| Task instructions |
Compile every line that includes the word "appropriate".

| Items listed in a dataset |
==============================

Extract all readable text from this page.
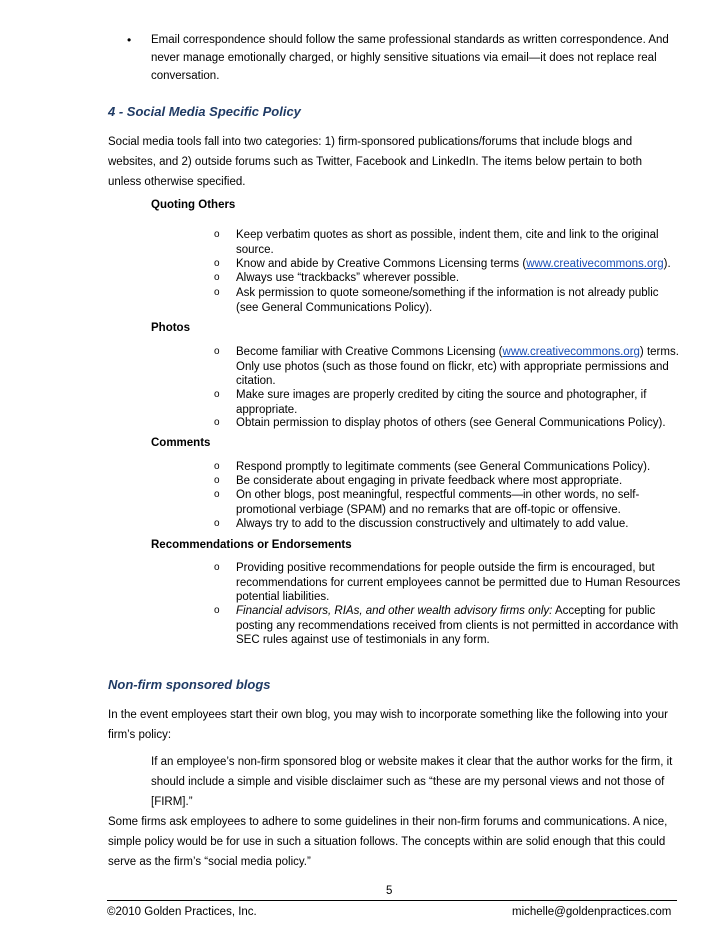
• Email correspondence should follow the same professional standards as written correspondence. And never manage emotionally charged, or highly sensitive situations via email—it does not replace real conversation.
4 - Social Media Specific Policy
Social media tools fall into two categories: 1) firm-sponsored publications/forums that include blogs and websites, and 2) outside forums such as Twitter, Facebook and LinkedIn. The items below pertain to both unless otherwise specified.
Quoting Others
o Keep verbatim quotes as short as possible, indent them, cite and link to the original source.
o Know and abide by Creative Commons Licensing terms (www.creativecommons.org).
o Always use “trackbacks” wherever possible.
o Ask permission to quote someone/something if the information is not already public (see General Communications Policy).
Photos
o Become familiar with Creative Commons Licensing (www.creativecommons.org) terms. Only use photos (such as those found on flickr, etc) with appropriate permissions and citation.
o Make sure images are properly credited by citing the source and photographer, if appropriate.
o Obtain permission to display photos of others (see General Communications Policy).
Comments
o Respond promptly to legitimate comments (see General Communications Policy).
o Be considerate about engaging in private feedback where most appropriate.
o On other blogs, post meaningful, respectful comments—in other words, no self-promotional verbiage (SPAM) and no remarks that are off-topic or offensive.
o Always try to add to the discussion constructively and ultimately to add value.
Recommendations or Endorsements
o Providing positive recommendations for people outside the firm is encouraged, but recommendations for current employees cannot be permitted due to Human Resources potential liabilities.
o Financial advisors, RIAs, and other wealth advisory firms only: Accepting for public posting any recommendations received from clients is not permitted in accordance with SEC rules against use of testimonials in any form.
Non-firm sponsored blogs
In the event employees start their own blog, you may wish to incorporate something like the following into your firm’s policy:
If an employee’s non-firm sponsored blog or website makes it clear that the author works for the firm, it should include a simple and visible disclaimer such as “these are my personal views and not those of [FIRM].”
Some firms ask employees to adhere to some guidelines in their non-firm forums and communications. A nice, simple policy would be for use in such a situation follows. The concepts within are solid enough that this could serve as the firm’s “social media policy.”
5
©2010 Golden Practices, Inc.	michelle@goldenpractices.com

==============================

| Completed task |
o Become familiar with Creative Commons Licensing (www.creativecommons.org) terms. Only use photos (such as those found on flickr, etc) with appropriate permissions and citation.
o Make sure images are properly credited by citing the source and photographer, if appropriate.
o Be considerate about engaging in private feedback where most appropriate.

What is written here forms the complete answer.